DATA FOR THE TASK:
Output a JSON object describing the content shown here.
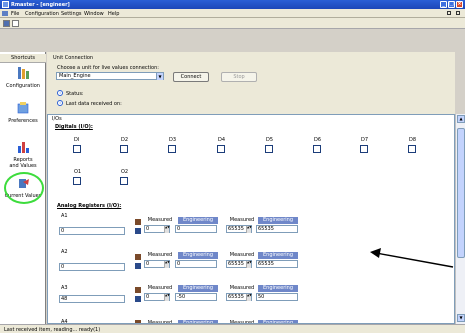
{
  "window": {
    "title": "Rmaster - [engineer]"
  },
  "menu": {
    "items": [
      "File",
      "Configuration",
      "Settings",
      "Window",
      "Help"
    ]
  },
  "sidebar": {
    "header": "Shortcuts",
    "items": [
      {
        "label": "Configuration",
        "icon": "configuration-icon"
      },
      {
        "label": "Preferences",
        "icon": "preferences-icon"
      },
      {
        "label": "Reports and Values",
        "icon": "reports-icon"
      },
      {
        "label": "Current Values",
        "icon": "current-values-icon"
      }
    ]
  },
  "connection": {
    "title": "Unit Connection",
    "prompt": "Choose a unit for live values connection:",
    "selected_unit": "Main_Engine",
    "connect_label": "Connect",
    "stop_label": "Stop",
    "status_label": "Status:",
    "last_data_label": "Last data received on:"
  },
  "io": {
    "title": "I/Os",
    "digitals_title": "Digitals (I/O):",
    "digital_inputs": [
      "DI",
      "D2",
      "D3",
      "D4",
      "D5",
      "D6",
      "D7",
      "D8"
    ],
    "digital_outputs": [
      "O1",
      "O2"
    ],
    "analogs_title": "Analog Registers (I/O):",
    "measured_label": "Measured",
    "engineering_label": "Engineering",
    "analogs": [
      {
        "name": "A1",
        "value": "0",
        "min_measured": "0",
        "min_engineering": "0",
        "max_measured": "65535",
        "max_engineering": "65535"
      },
      {
        "name": "A2",
        "value": "0",
        "min_measured": "0",
        "min_engineering": "0",
        "max_measured": "65535",
        "max_engineering": "65535"
      },
      {
        "name": "A3",
        "value": "48",
        "min_measured": "0",
        "min_engineering": "-50",
        "max_measured": "65535",
        "max_engineering": "50"
      },
      {
        "name": "A4",
        "value": "",
        "min_measured": "",
        "min_engineering": "",
        "max_measured": "",
        "max_engineering": ""
      }
    ]
  },
  "status_bar": {
    "text": "Last received item, reading... ready(1)"
  },
  "colors": {
    "highlight_circle": "#3ddc3d",
    "title_bar": "#1c47b8",
    "engineering_tag": "#6f87c9"
  }
}
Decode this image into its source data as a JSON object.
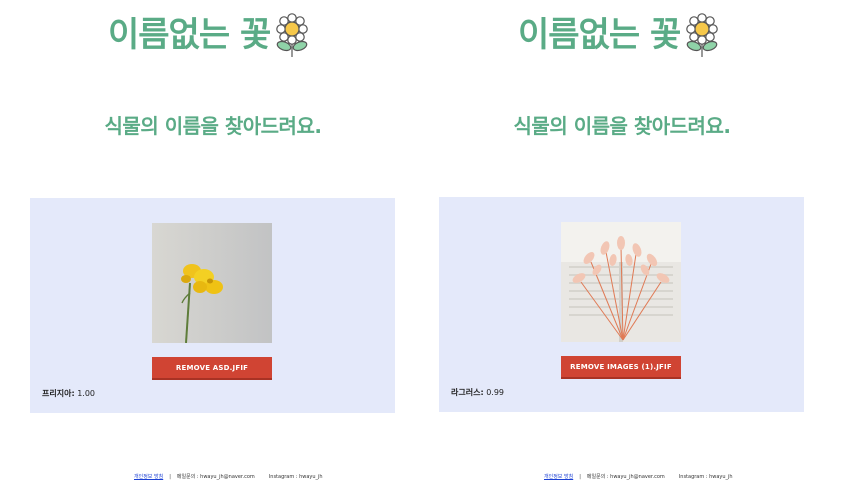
{
  "brand": {
    "title": "이름없는 꽃",
    "icon": "daisy-flower-icon"
  },
  "subtitle": "식물의 이름을 찾아드려요.",
  "colors": {
    "brand_green": "#5aab86",
    "card_bg": "#e4e9fa",
    "remove_red": "#d04433",
    "link_blue": "#1a3fd4"
  },
  "panels": [
    {
      "remove_label": "REMOVE ASD.JFIF",
      "result_name": "프리지아:",
      "result_score": "1.00",
      "photo": "yellow-freesia-photo"
    },
    {
      "remove_label": "REMOVE IMAGES (1).JFIF",
      "result_name": "라그러스:",
      "result_score": "0.99",
      "photo": "dried-lagurus-bouquet-photo"
    }
  ],
  "footer": {
    "policy": "개인정보 방침",
    "separator": "|",
    "contact": "메일문의 : hwayu_jh@naver.com",
    "instagram": "Instagram : hwayu_jh"
  }
}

SET EXERCISE: Find how many lines in the records contain the string "icon", then give the number alone.

EXERCISE OUTPUT: 5